##### INPUT DATA

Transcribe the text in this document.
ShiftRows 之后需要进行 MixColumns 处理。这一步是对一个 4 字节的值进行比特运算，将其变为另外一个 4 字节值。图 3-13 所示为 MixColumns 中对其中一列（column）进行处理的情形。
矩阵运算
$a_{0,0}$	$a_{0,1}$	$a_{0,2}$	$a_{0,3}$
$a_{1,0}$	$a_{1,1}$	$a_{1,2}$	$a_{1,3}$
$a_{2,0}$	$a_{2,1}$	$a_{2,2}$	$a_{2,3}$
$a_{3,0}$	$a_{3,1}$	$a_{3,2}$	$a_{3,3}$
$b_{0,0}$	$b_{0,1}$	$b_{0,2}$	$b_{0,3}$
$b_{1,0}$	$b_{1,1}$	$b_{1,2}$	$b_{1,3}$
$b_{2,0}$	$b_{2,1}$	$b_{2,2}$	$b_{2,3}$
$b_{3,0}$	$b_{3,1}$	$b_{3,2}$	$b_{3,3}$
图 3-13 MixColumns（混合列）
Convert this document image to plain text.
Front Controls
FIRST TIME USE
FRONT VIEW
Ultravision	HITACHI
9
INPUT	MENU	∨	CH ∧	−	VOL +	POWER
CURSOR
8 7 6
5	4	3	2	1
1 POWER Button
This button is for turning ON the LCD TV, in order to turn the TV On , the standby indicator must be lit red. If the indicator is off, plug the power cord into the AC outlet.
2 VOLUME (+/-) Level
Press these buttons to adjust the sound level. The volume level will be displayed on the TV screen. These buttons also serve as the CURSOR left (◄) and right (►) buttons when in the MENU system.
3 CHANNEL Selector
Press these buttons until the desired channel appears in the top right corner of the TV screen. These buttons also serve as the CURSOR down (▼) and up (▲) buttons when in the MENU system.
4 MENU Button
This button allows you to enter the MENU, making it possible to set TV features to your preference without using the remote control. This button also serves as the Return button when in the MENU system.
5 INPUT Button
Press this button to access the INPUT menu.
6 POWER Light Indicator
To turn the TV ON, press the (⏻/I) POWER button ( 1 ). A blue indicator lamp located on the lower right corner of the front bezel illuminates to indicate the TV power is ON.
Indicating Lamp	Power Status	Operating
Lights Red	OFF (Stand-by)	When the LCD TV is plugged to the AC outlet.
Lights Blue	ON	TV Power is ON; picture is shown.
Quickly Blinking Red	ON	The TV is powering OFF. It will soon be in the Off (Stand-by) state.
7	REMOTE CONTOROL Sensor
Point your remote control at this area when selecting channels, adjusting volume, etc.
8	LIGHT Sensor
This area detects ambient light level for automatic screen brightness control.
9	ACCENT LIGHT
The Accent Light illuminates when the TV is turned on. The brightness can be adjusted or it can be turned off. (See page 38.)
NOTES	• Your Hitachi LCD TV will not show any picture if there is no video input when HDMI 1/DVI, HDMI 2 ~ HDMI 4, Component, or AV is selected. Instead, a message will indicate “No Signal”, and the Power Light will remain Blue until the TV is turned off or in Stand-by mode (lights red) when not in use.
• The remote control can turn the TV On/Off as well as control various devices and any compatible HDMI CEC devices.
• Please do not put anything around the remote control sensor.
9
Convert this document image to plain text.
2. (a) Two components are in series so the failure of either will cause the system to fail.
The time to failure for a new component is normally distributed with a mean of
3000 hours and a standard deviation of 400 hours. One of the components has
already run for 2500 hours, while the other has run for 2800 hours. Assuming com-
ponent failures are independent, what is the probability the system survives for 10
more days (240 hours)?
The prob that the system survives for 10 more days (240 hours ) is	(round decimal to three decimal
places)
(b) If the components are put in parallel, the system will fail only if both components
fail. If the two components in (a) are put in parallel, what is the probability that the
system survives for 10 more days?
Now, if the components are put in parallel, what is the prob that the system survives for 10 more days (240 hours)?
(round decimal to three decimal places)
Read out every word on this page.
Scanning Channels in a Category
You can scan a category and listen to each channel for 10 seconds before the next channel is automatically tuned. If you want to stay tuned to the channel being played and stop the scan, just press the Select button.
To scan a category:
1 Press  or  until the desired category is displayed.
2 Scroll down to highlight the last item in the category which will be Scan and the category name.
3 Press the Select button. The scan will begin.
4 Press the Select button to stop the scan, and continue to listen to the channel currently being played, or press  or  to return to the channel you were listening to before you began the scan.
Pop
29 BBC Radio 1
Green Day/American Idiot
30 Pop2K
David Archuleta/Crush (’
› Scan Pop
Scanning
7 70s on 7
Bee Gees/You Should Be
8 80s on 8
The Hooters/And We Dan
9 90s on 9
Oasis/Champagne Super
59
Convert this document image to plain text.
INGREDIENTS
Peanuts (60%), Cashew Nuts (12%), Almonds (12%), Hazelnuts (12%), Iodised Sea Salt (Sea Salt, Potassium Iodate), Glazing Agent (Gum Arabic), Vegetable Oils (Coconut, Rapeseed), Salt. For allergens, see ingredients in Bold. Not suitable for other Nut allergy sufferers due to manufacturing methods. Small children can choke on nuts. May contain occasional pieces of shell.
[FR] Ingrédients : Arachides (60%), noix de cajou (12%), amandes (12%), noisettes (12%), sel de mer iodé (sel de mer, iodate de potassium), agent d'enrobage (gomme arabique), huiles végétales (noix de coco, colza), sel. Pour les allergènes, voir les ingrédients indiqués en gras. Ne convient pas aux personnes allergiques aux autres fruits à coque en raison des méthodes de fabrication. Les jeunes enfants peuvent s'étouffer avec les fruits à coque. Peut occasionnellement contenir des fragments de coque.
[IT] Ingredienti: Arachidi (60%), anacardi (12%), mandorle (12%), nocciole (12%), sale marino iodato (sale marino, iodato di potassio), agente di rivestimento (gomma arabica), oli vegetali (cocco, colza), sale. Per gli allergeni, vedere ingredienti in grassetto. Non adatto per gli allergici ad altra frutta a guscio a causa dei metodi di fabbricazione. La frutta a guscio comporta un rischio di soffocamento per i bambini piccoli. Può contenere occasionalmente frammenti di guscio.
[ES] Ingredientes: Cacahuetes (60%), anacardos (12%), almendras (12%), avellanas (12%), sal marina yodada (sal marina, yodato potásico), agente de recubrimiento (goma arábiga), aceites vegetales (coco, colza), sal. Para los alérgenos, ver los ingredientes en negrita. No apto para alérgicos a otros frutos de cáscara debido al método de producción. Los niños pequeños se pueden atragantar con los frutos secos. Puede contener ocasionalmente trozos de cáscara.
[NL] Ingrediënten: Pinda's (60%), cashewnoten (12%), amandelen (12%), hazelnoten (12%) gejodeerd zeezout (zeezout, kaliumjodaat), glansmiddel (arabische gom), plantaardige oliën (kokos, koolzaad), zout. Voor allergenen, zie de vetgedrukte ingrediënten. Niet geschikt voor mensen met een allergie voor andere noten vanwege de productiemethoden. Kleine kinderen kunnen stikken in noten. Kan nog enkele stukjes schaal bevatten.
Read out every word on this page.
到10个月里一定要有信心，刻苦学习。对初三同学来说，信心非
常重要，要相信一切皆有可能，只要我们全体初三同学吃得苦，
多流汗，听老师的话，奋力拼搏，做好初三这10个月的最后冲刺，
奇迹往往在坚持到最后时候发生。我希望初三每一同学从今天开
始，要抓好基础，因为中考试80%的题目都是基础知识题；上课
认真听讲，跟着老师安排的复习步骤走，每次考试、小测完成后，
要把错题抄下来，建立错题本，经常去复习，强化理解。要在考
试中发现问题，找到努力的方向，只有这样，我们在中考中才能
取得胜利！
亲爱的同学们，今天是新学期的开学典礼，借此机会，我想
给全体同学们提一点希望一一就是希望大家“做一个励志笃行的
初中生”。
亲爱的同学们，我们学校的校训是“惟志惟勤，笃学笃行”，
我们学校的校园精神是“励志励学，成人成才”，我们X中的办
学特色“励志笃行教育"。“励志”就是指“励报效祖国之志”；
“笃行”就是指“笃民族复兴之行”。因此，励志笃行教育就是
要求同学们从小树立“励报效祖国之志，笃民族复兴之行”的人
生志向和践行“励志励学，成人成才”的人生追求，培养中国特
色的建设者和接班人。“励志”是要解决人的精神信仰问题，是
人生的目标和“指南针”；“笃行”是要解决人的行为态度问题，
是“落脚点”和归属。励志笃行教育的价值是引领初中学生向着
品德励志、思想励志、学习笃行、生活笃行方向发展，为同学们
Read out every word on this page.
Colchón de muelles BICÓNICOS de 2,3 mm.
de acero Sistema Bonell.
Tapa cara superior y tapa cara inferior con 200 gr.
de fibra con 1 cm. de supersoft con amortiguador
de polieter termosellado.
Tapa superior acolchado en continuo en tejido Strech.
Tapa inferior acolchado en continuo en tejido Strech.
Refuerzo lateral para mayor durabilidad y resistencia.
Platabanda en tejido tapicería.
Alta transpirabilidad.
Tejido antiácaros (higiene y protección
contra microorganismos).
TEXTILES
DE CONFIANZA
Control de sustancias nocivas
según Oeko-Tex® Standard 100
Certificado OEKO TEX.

##########

• **WHAT IS ASKED**
Your answer should be only the number of lines that hold the word "Scanning".

• **EXERCISE OUTPUT**
2